— start —

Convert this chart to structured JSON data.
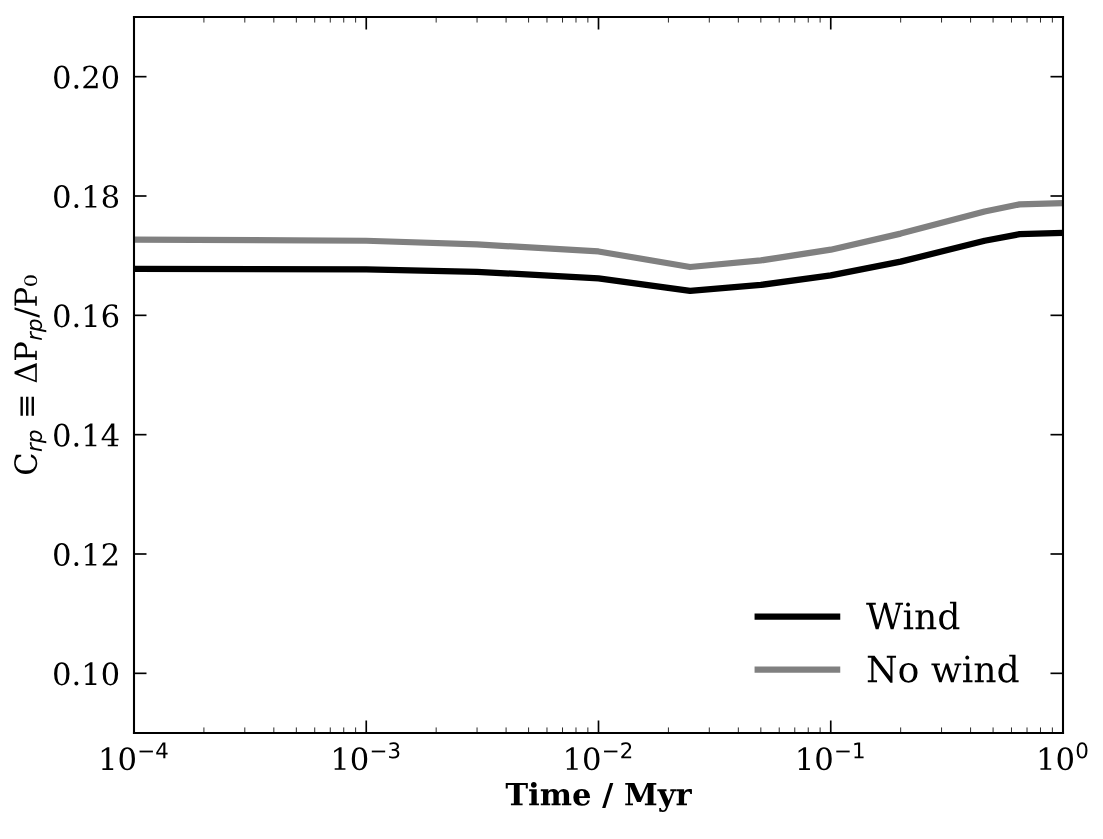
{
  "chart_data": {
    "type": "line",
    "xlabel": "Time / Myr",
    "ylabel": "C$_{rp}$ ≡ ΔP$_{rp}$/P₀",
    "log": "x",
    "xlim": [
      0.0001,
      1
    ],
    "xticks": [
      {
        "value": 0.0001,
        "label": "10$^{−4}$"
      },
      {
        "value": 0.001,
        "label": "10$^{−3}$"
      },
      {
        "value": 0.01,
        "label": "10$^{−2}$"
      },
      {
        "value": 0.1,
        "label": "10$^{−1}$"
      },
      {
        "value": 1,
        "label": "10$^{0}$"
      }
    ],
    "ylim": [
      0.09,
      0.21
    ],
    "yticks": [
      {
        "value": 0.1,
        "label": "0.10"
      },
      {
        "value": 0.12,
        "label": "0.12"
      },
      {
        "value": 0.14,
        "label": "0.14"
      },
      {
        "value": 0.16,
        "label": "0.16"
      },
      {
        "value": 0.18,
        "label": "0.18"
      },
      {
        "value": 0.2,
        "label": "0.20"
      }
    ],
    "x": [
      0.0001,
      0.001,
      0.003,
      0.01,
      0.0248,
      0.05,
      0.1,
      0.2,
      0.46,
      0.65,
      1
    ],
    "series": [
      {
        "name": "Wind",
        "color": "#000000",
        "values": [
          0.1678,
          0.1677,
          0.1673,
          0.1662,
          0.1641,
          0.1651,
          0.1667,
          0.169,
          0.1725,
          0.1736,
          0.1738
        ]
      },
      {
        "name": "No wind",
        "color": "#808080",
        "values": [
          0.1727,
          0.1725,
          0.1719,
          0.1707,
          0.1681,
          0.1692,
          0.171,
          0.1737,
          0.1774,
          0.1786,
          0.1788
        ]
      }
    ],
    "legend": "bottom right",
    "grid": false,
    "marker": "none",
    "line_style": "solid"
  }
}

— end —

DIRECTIVE:
Copy all the entries word for word. Omit any pictures.

OUTPUT OF THE EXERCISE:
Convert this chart to structured JSON data.
{
  "chart_data": {
    "type": "line",
    "xlabel": "Time / Myr",
    "ylabel": "C$_{rp}$ ≡ ΔP$_{rp}$/P₀",
    "log": "x",
    "xlim": [
      0.0001,
      1
    ],
    "xticks": [
      {
        "value": 0.0001,
        "label": "10$^{−4}$"
      },
      {
        "value": 0.001,
        "label": "10$^{−3}$"
      },
      {
        "value": 0.01,
        "label": "10$^{−2}$"
      },
      {
        "value": 0.1,
        "label": "10$^{−1}$"
      },
      {
        "value": 1,
        "label": "10$^{0}$"
      }
    ],
    "ylim": [
      0.09,
      0.21
    ],
    "yticks": [
      {
        "value": 0.1,
        "label": "0.10"
      },
      {
        "value": 0.12,
        "label": "0.12"
      },
      {
        "value": 0.14,
        "label": "0.14"
      },
      {
        "value": 0.16,
        "label": "0.16"
      },
      {
        "value": 0.18,
        "label": "0.18"
      },
      {
        "value": 0.2,
        "label": "0.20"
      }
    ],
    "x": [
      0.0001,
      0.001,
      0.003,
      0.01,
      0.0248,
      0.05,
      0.1,
      0.2,
      0.46,
      0.65,
      1
    ],
    "series": [
      {
        "name": "Wind",
        "color": "#000000",
        "values": [
          0.1678,
          0.1677,
          0.1673,
          0.1662,
          0.1641,
          0.1651,
          0.1667,
          0.169,
          0.1725,
          0.1736,
          0.1738
        ]
      },
      {
        "name": "No wind",
        "color": "#808080",
        "values": [
          0.1727,
          0.1725,
          0.1719,
          0.1707,
          0.1681,
          0.1692,
          0.171,
          0.1737,
          0.1774,
          0.1786,
          0.1788
        ]
      }
    ],
    "legend": "bottom right",
    "grid": false,
    "marker": "none",
    "line_style": "solid"
  }
}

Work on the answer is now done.